== TASK TO CARRY OUT ==
Output the entries verbatim, including every line.

════════════════

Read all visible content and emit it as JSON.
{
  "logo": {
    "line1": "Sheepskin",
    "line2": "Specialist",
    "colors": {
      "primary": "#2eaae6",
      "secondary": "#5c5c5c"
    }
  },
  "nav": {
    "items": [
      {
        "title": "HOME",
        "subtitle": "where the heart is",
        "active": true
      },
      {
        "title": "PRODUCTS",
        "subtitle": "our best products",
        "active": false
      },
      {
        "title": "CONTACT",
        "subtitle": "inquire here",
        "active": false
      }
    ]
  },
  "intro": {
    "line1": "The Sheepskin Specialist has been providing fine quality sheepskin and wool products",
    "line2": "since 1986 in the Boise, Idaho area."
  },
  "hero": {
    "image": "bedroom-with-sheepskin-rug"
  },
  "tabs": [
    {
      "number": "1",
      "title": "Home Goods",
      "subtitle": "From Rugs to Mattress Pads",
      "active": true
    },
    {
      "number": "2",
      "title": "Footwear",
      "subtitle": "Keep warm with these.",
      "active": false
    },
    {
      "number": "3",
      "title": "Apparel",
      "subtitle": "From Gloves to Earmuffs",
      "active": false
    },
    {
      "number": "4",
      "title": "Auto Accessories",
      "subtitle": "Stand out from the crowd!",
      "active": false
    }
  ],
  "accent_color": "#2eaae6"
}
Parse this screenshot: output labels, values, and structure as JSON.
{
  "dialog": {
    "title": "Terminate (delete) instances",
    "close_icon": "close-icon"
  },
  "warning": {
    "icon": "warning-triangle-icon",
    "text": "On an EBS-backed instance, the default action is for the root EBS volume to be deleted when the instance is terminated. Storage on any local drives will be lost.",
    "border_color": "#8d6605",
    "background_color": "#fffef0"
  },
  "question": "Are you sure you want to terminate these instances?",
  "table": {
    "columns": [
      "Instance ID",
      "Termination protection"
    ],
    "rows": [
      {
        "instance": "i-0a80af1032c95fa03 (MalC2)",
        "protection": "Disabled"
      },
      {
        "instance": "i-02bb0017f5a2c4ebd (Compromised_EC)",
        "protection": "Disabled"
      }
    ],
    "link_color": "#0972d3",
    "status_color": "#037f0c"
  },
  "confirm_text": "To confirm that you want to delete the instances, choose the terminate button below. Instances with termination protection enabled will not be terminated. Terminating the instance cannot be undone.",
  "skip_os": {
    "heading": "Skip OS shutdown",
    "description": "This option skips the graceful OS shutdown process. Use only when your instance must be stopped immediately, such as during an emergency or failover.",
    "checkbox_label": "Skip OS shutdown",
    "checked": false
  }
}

════════════════

== RESPONSE BELOW ==
Read all visible content and emit it as JSON.
{
  "logo": {
    "line1": "Sheepskin",
    "line2": "Specialist",
    "colors": {
      "primary": "#2eaae6",
      "secondary": "#5c5c5c"
    }
  },
  "nav": {
    "items": [
      {
        "title": "HOME",
        "subtitle": "where the heart is",
        "active": true
      },
      {
        "title": "PRODUCTS",
        "subtitle": "our best products",
        "active": false
      },
      {
        "title": "CONTACT",
        "subtitle": "inquire here",
        "active": false
      }
    ]
  },
  "intro": {
    "line1": "The Sheepskin Specialist has been providing fine quality sheepskin and wool products",
    "line2": "since 1986 in the Boise, Idaho area."
  },
  "hero": {
    "image": "bedroom-with-sheepskin-rug"
  },
  "tabs": [
    {
      "number": "1",
      "title": "Home Goods",
      "subtitle": "From Rugs to Mattress Pads",
      "active": true
    },
    {
      "number": "2",
      "title": "Footwear",
      "subtitle": "Keep warm with these.",
      "active": false
    },
    {
      "number": "3",
      "title": "Apparel",
      "subtitle": "From Gloves to Earmuffs",
      "active": false
    },
    {
      "number": "4",
      "title": "Auto Accessories",
      "subtitle": "Stand out from the crowd!",
      "active": false
    }
  ],
  "accent_color": "#2eaae6"
}
Parse this screenshot: output labels, values, and structure as JSON.
{
  "dialog": {
    "title": "Terminate (delete) instances",
    "close_icon": "close-icon"
  },
  "warning": {
    "icon": "warning-triangle-icon",
    "text": "On an EBS-backed instance, the default action is for the root EBS volume to be deleted when the instance is terminated. Storage on any local drives will be lost.",
    "border_color": "#8d6605",
    "background_color": "#fffef0"
  },
  "question": "Are you sure you want to terminate these instances?",
  "table": {
    "columns": [
      "Instance ID",
      "Termination protection"
    ],
    "rows": [
      {
        "instance": "i-0a80af1032c95fa03 (MalC2)",
        "protection": "Disabled"
      },
      {
        "instance": "i-02bb0017f5a2c4ebd (Compromised_EC)",
        "protection": "Disabled"
      }
    ],
    "link_color": "#0972d3",
    "status_color": "#037f0c"
  },
  "confirm_text": "To confirm that you want to delete the instances, choose the terminate button below. Instances with termination protection enabled will not be terminated. Terminating the instance cannot be undone.",
  "skip_os": {
    "heading": "Skip OS shutdown",
    "description": "This option skips the graceful OS shutdown process. Use only when your instance must be stopped immediately, such as during an emergency or failover.",
    "checkbox_label": "Skip OS shutdown",
    "checked": false
  }
}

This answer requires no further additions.